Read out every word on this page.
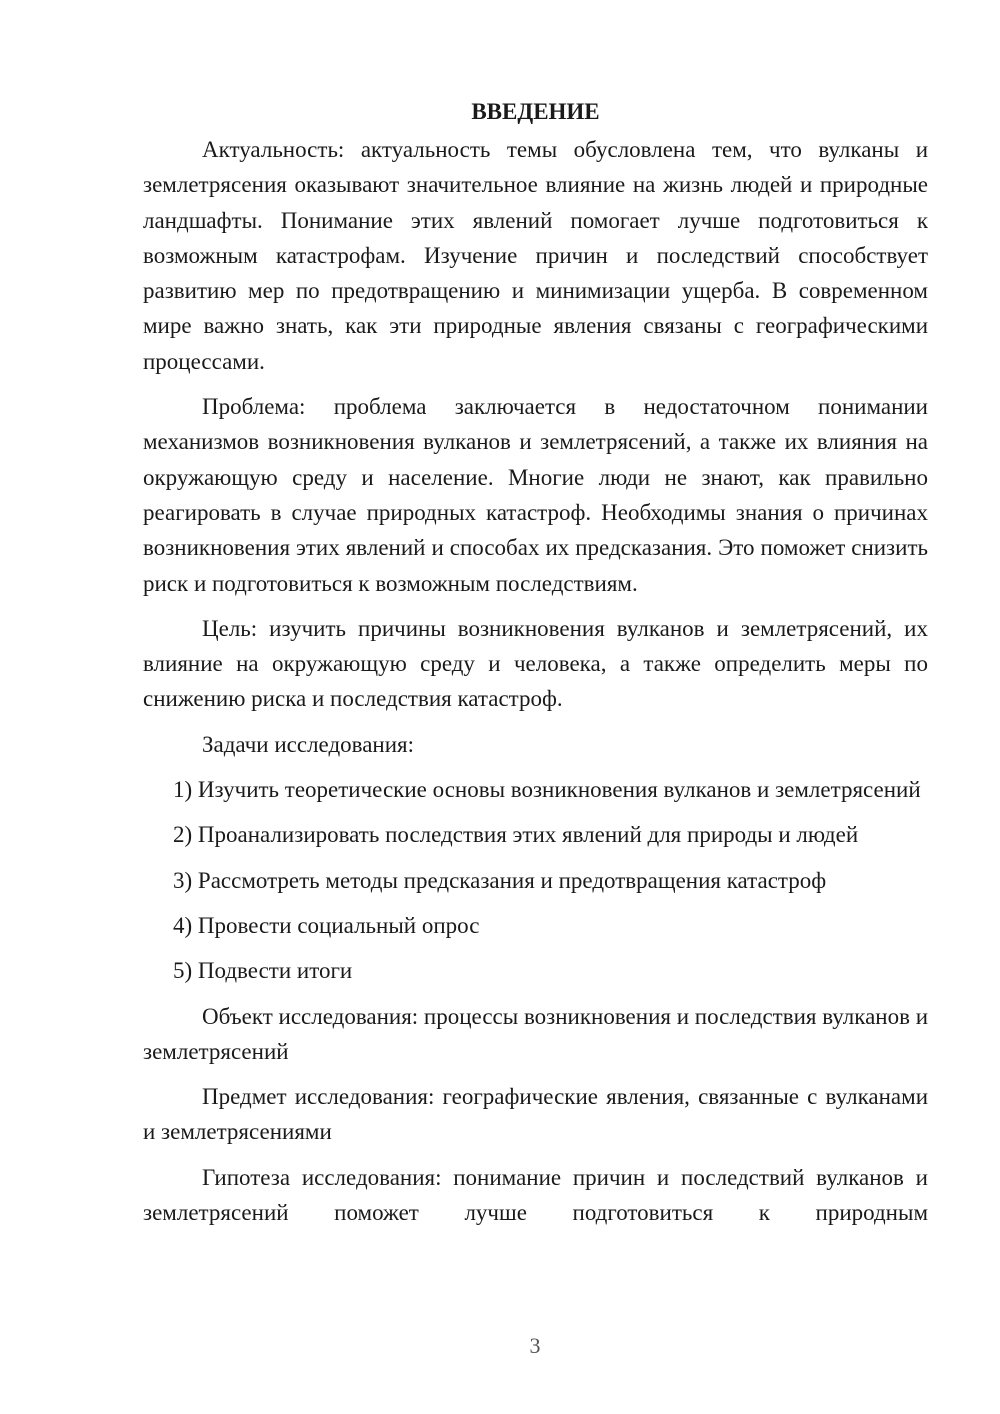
ВВЕДЕНИЕ

Актуальность: актуальность темы обусловлена тем, что вулканы и землетрясения оказывают значительное влияние на жизнь людей и природные ландшафты. Понимание этих явлений помогает лучше подготовиться к возможным катастрофам. Изучение причин и последствий способствует развитию мер по предотвращению и минимизации ущерба. В современном мире важно знать, как эти природные явления связаны с географическими процессами.

Проблема: проблема заключается в недостаточном понимании механизмов возникновения вулканов и землетрясений, а также их влияния на окружающую среду и население. Многие люди не знают, как правильно реагировать в случае природных катастроф. Необходимы знания о причинах возникновения этих явлений и способах их предсказания. Это поможет снизить риск и подготовиться к возможным последствиям.

Цель: изучить причины возникновения вулканов и землетрясений, их влияние на окружающую среду и человека, а также определить меры по снижению риска и последствия катастроф.

Задачи исследования:

1) Изучить теоретические основы возникновения вулканов и землетрясений

2) Проанализировать последствия этих явлений для природы и людей

3) Рассмотреть методы предсказания и предотвращения катастроф

4) Провести социальный опрос

5) Подвести итоги

Объект исследования: процессы возникновения и последствия вулканов и землетрясений

Предмет исследования: географические явления, связанные с вулканами и землетрясениями

Гипотеза исследования: понимание причин и последствий вулканов и землетрясений поможет лучше подготовиться к природным

3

* Problem description
Copy each line exactly, and leave the pictures out of your copy.

* Response to this task
Read out every word on this page.
ВВЕДЕНИЕ

Актуальность: актуальность темы обусловлена тем, что вулканы и землетрясения оказывают значительное влияние на жизнь людей и природные ландшафты. Понимание этих явлений помогает лучше подготовиться к возможным катастрофам. Изучение причин и последствий способствует развитию мер по предотвращению и минимизации ущерба. В современном мире важно знать, как эти природные явления связаны с географическими процессами.

Проблема: проблема заключается в недостаточном понимании механизмов возникновения вулканов и землетрясений, а также их влияния на окружающую среду и население. Многие люди не знают, как правильно реагировать в случае природных катастроф. Необходимы знания о причинах возникновения этих явлений и способах их предсказания. Это поможет снизить риск и подготовиться к возможным последствиям.

Цель: изучить причины возникновения вулканов и землетрясений, их влияние на окружающую среду и человека, а также определить меры по снижению риска и последствия катастроф.

Задачи исследования:

1) Изучить теоретические основы возникновения вулканов и землетрясений

2) Проанализировать последствия этих явлений для природы и людей

3) Рассмотреть методы предсказания и предотвращения катастроф

4) Провести социальный опрос

5) Подвести итоги

Объект исследования: процессы возникновения и последствия вулканов и землетрясений

Предмет исследования: географические явления, связанные с вулканами и землетрясениями

Гипотеза исследования: понимание причин и последствий вулканов и землетрясений поможет лучше подготовиться к природным

3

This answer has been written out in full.